### TASK DESCRIPTION
Sift the material for lines containing "image", and return them.

### DATASET ROWS

>> start

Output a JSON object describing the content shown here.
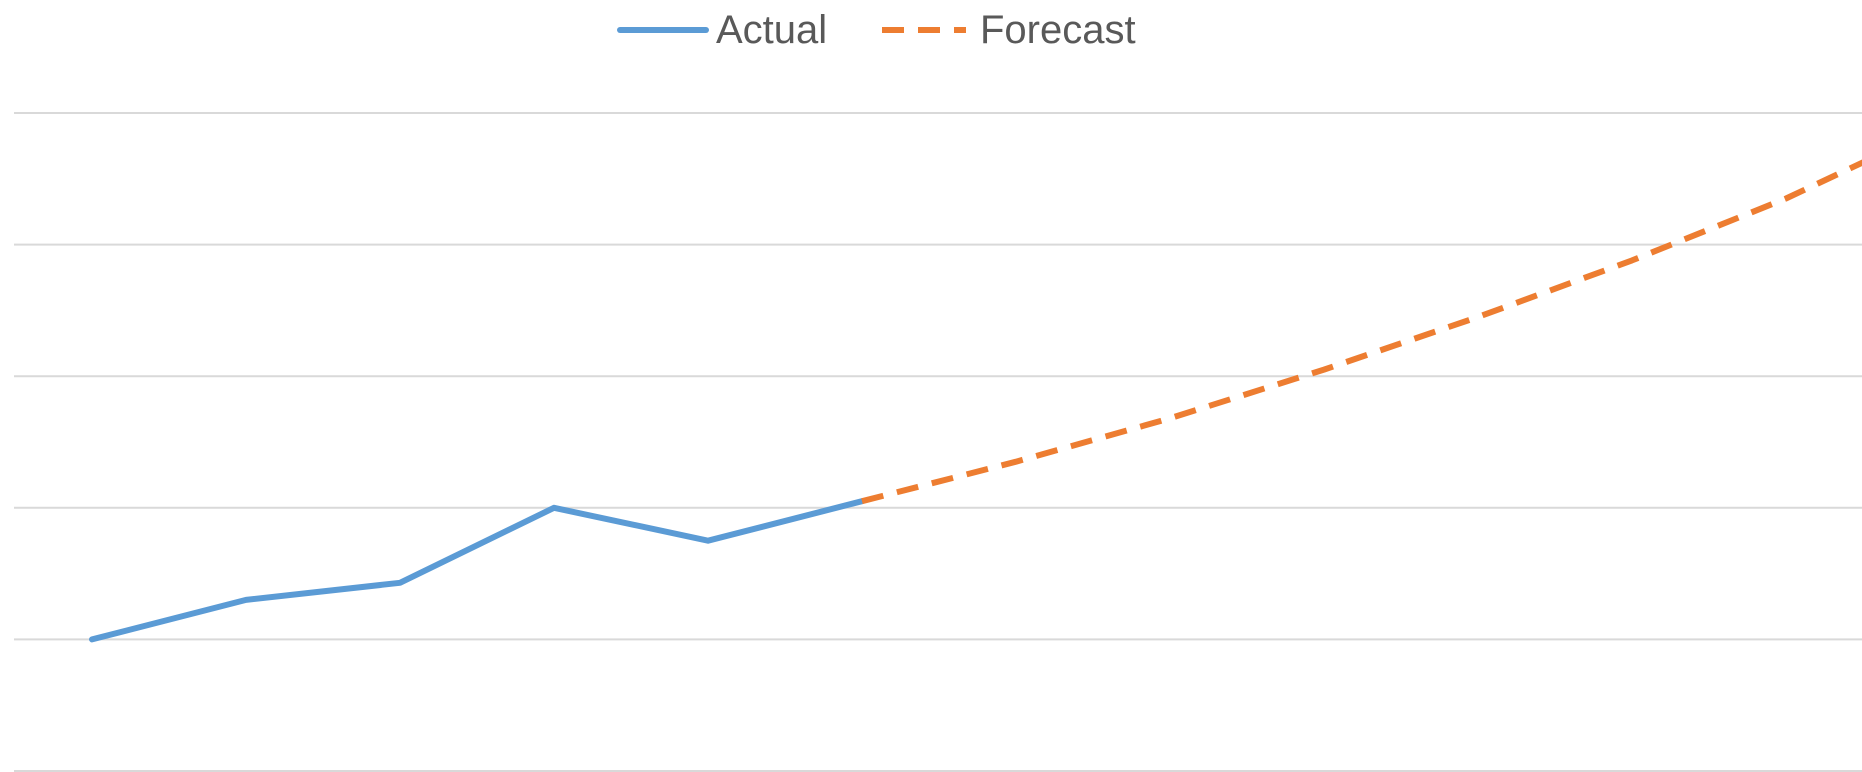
{
  "chart_data": {
    "type": "line",
    "title": "",
    "xlabel": "",
    "ylabel": "",
    "x": [
      1,
      2,
      3,
      4,
      5,
      6,
      7,
      8,
      9,
      10,
      11,
      12,
      13
    ],
    "ylim": [
      0,
      5
    ],
    "grid": true,
    "legend_position": "top-center",
    "series": [
      {
        "name": "Actual",
        "x": [
          1,
          2,
          3,
          4,
          5,
          6
        ],
        "values": [
          1.0,
          1.3,
          1.43,
          2.0,
          1.75,
          2.05
        ],
        "color": "#5B9BD5",
        "style": "solid"
      },
      {
        "name": "Forecast",
        "x": [
          6,
          7,
          8,
          9,
          10,
          11,
          12,
          13
        ],
        "values": [
          2.05,
          2.35,
          2.68,
          3.05,
          3.45,
          3.88,
          4.35,
          4.9
        ],
        "color": "#ED7D31",
        "style": "dashed"
      }
    ]
  }
}
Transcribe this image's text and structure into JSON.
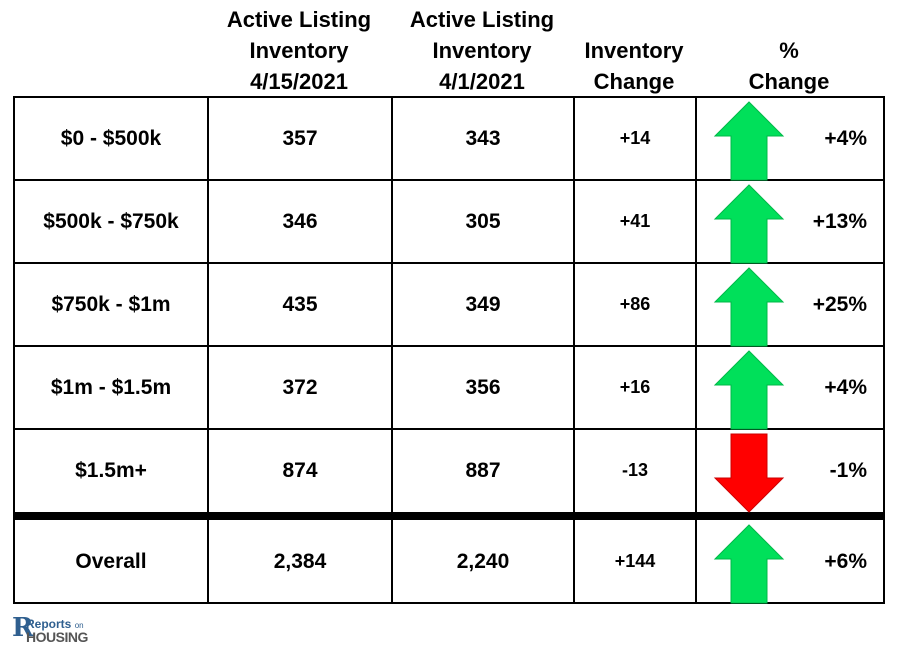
{
  "chart_data": {
    "type": "table",
    "columns": [
      "",
      "Active Listing\nInventory\n4/15/2021",
      "Active Listing\nInventory\n4/1/2021",
      "Inventory\nChange",
      "%\nChange"
    ],
    "rows": [
      {
        "label": "$0 - $500k",
        "current": "357",
        "previous": "343",
        "change": "+14",
        "pct": "+4%",
        "direction": "up"
      },
      {
        "label": "$500k - $750k",
        "current": "346",
        "previous": "305",
        "change": "+41",
        "pct": "+13%",
        "direction": "up"
      },
      {
        "label": "$750k - $1m",
        "current": "435",
        "previous": "349",
        "change": "+86",
        "pct": "+25%",
        "direction": "up"
      },
      {
        "label": "$1m - $1.5m",
        "current": "372",
        "previous": "356",
        "change": "+16",
        "pct": "+4%",
        "direction": "up"
      },
      {
        "label": "$1.5m+",
        "current": "874",
        "previous": "887",
        "change": "-13",
        "pct": "-1%",
        "direction": "down"
      },
      {
        "label": "Overall",
        "current": "2,384",
        "previous": "2,240",
        "change": "+144",
        "pct": "+6%",
        "direction": "up"
      }
    ],
    "colors": {
      "up": "#00e05a",
      "down": "#ff0000"
    }
  },
  "logo": {
    "text_top": "Reports",
    "text_small": "on",
    "text_bottom": "HOUSING"
  }
}
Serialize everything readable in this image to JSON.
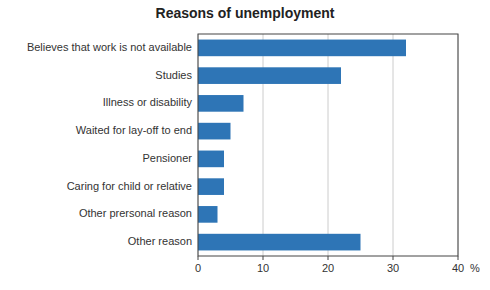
{
  "chart_data": {
    "type": "bar",
    "orientation": "horizontal",
    "title": "Reasons of unemployment",
    "categories": [
      "Other reason",
      "Other prersonal reason",
      "Caring for child or relative",
      "Pensioner",
      "Waited for lay-off to end",
      "Illness or disability",
      "Studies",
      "Believes that work is not available"
    ],
    "values": [
      25,
      3,
      4,
      4,
      5,
      7,
      22,
      32
    ],
    "color": "#2E75B6",
    "xlim": [
      0,
      40
    ],
    "xticks": [
      0,
      10,
      20,
      30,
      40
    ],
    "xlabel": "%",
    "grid": true
  }
}
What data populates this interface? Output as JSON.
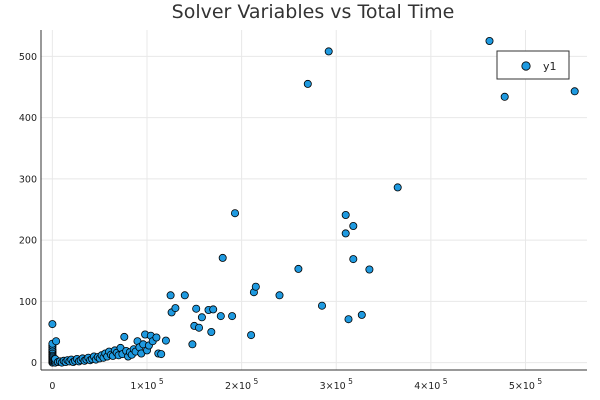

>> end

### COMPLETE OUTPUT
Transcribe this image's text and structure into JSON.
Serialize everything readable in this image to JSON.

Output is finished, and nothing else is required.